> **What you are asked to do**: An exact copy of every record is needed.

Extracted data entries:
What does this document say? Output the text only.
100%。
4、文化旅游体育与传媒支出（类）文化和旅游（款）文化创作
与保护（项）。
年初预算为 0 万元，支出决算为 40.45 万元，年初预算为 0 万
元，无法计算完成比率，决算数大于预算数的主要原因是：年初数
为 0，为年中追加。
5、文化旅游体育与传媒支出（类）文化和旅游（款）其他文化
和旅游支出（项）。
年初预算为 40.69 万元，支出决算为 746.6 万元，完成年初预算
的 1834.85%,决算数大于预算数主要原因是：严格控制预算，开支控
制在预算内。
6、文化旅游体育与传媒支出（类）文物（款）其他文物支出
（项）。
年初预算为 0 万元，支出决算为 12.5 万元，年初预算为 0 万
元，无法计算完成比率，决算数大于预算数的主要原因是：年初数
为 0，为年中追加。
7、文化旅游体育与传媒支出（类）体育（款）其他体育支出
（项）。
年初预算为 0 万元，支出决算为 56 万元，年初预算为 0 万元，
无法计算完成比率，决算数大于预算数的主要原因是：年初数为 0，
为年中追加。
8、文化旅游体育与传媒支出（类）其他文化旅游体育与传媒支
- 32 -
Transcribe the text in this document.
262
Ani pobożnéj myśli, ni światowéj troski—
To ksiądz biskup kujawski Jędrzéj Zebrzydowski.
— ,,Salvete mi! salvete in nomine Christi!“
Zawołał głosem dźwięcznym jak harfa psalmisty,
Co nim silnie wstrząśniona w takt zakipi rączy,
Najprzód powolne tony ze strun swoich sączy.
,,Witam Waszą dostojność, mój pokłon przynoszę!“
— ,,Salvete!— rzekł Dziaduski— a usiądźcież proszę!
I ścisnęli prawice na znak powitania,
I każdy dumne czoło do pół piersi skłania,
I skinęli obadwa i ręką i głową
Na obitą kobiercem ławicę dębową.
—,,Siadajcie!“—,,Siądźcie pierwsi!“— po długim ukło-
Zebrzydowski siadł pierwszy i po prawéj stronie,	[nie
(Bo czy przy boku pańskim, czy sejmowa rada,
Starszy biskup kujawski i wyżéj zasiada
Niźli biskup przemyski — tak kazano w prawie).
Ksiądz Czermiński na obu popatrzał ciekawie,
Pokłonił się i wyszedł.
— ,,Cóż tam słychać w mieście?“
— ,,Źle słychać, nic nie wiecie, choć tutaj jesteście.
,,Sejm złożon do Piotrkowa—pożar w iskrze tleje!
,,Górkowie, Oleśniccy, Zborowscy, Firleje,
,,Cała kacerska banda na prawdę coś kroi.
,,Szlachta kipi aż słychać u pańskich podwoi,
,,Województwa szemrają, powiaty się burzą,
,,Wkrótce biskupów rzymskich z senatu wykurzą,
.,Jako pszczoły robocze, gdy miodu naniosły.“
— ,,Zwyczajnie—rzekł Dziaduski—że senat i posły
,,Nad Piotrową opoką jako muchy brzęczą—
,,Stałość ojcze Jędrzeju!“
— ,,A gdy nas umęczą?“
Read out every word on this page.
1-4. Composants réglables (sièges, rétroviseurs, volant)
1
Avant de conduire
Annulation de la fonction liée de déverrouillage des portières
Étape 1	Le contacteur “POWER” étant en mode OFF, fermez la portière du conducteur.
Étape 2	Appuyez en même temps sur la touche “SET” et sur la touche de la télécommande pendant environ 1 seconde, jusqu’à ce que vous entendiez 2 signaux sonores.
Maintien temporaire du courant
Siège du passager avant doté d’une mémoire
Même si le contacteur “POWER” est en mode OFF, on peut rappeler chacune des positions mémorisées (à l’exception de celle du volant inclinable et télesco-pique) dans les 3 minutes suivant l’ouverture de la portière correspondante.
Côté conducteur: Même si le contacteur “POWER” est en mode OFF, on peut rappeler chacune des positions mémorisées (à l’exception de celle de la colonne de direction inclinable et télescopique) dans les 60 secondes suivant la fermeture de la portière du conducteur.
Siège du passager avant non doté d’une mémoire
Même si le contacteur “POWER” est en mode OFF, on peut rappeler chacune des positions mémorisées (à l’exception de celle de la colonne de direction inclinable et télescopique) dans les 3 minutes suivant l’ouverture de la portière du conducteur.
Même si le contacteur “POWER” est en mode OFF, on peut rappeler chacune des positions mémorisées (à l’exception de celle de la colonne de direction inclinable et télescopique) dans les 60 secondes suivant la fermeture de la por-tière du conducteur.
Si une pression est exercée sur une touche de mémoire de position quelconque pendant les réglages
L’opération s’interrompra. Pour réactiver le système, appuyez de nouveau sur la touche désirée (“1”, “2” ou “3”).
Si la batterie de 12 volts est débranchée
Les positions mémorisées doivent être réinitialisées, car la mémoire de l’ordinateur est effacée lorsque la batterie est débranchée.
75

> **Correct answer**:
What does this document say? Output the text only.
100%。
4、文化旅游体育与传媒支出（类）文化和旅游（款）文化创作
与保护（项）。
年初预算为 0 万元，支出决算为 40.45 万元，年初预算为 0 万
元，无法计算完成比率，决算数大于预算数的主要原因是：年初数
为 0，为年中追加。
5、文化旅游体育与传媒支出（类）文化和旅游（款）其他文化
和旅游支出（项）。
年初预算为 40.69 万元，支出决算为 746.6 万元，完成年初预算
的 1834.85%,决算数大于预算数主要原因是：严格控制预算，开支控
制在预算内。
6、文化旅游体育与传媒支出（类）文物（款）其他文物支出
（项）。
年初预算为 0 万元，支出决算为 12.5 万元，年初预算为 0 万
元，无法计算完成比率，决算数大于预算数的主要原因是：年初数
为 0，为年中追加。
7、文化旅游体育与传媒支出（类）体育（款）其他体育支出
（项）。
年初预算为 0 万元，支出决算为 56 万元，年初预算为 0 万元，
无法计算完成比率，决算数大于预算数的主要原因是：年初数为 0，
为年中追加。
8、文化旅游体育与传媒支出（类）其他文化旅游体育与传媒支
- 32 -
Transcribe the text in this document.
262
Ani pobożnéj myśli, ni światowéj troski—
To ksiądz biskup kujawski Jędrzéj Zebrzydowski.
— ,,Salvete mi! salvete in nomine Christi!“
Zawołał głosem dźwięcznym jak harfa psalmisty,
Co nim silnie wstrząśniona w takt zakipi rączy,
Najprzód powolne tony ze strun swoich sączy.
,,Witam Waszą dostojność, mój pokłon przynoszę!“
— ,,Salvete!— rzekł Dziaduski— a usiądźcież proszę!
I ścisnęli prawice na znak powitania,
I każdy dumne czoło do pół piersi skłania,
I skinęli obadwa i ręką i głową
Na obitą kobiercem ławicę dębową.
—,,Siadajcie!“—,,Siądźcie pierwsi!“— po długim ukło-
Zebrzydowski siadł pierwszy i po prawéj stronie,	[nie
(Bo czy przy boku pańskim, czy sejmowa rada,
Starszy biskup kujawski i wyżéj zasiada
Niźli biskup przemyski — tak kazano w prawie).
Ksiądz Czermiński na obu popatrzał ciekawie,
Pokłonił się i wyszedł.
— ,,Cóż tam słychać w mieście?“
— ,,Źle słychać, nic nie wiecie, choć tutaj jesteście.
,,Sejm złożon do Piotrkowa—pożar w iskrze tleje!
,,Górkowie, Oleśniccy, Zborowscy, Firleje,
,,Cała kacerska banda na prawdę coś kroi.
,,Szlachta kipi aż słychać u pańskich podwoi,
,,Województwa szemrają, powiaty się burzą,
,,Wkrótce biskupów rzymskich z senatu wykurzą,
.,Jako pszczoły robocze, gdy miodu naniosły.“
— ,,Zwyczajnie—rzekł Dziaduski—że senat i posły
,,Nad Piotrową opoką jako muchy brzęczą—
,,Stałość ojcze Jędrzeju!“
— ,,A gdy nas umęczą?“
Read out every word on this page.
1-4. Composants réglables (sièges, rétroviseurs, volant)
1
Avant de conduire
Annulation de la fonction liée de déverrouillage des portières
Étape 1	Le contacteur “POWER” étant en mode OFF, fermez la portière du conducteur.
Étape 2	Appuyez en même temps sur la touche “SET” et sur la touche de la télécommande pendant environ 1 seconde, jusqu’à ce que vous entendiez 2 signaux sonores.
Maintien temporaire du courant
Siège du passager avant doté d’une mémoire
Même si le contacteur “POWER” est en mode OFF, on peut rappeler chacune des positions mémorisées (à l’exception de celle du volant inclinable et télesco-pique) dans les 3 minutes suivant l’ouverture de la portière correspondante.
Côté conducteur: Même si le contacteur “POWER” est en mode OFF, on peut rappeler chacune des positions mémorisées (à l’exception de celle de la colonne de direction inclinable et télescopique) dans les 60 secondes suivant la fermeture de la portière du conducteur.
Siège du passager avant non doté d’une mémoire
Même si le contacteur “POWER” est en mode OFF, on peut rappeler chacune des positions mémorisées (à l’exception de celle de la colonne de direction inclinable et télescopique) dans les 3 minutes suivant l’ouverture de la portière du conducteur.
Même si le contacteur “POWER” est en mode OFF, on peut rappeler chacune des positions mémorisées (à l’exception de celle de la colonne de direction inclinable et télescopique) dans les 60 secondes suivant la fermeture de la por-tière du conducteur.
Si une pression est exercée sur une touche de mémoire de position quelconque pendant les réglages
L’opération s’interrompra. Pour réactiver le système, appuyez de nouveau sur la touche désirée (“1”, “2” ou “3”).
Si la batterie de 12 volts est débranchée
Les positions mémorisées doivent être réinitialisées, car la mémoire de l’ordinateur est effacée lorsque la batterie est débranchée.
75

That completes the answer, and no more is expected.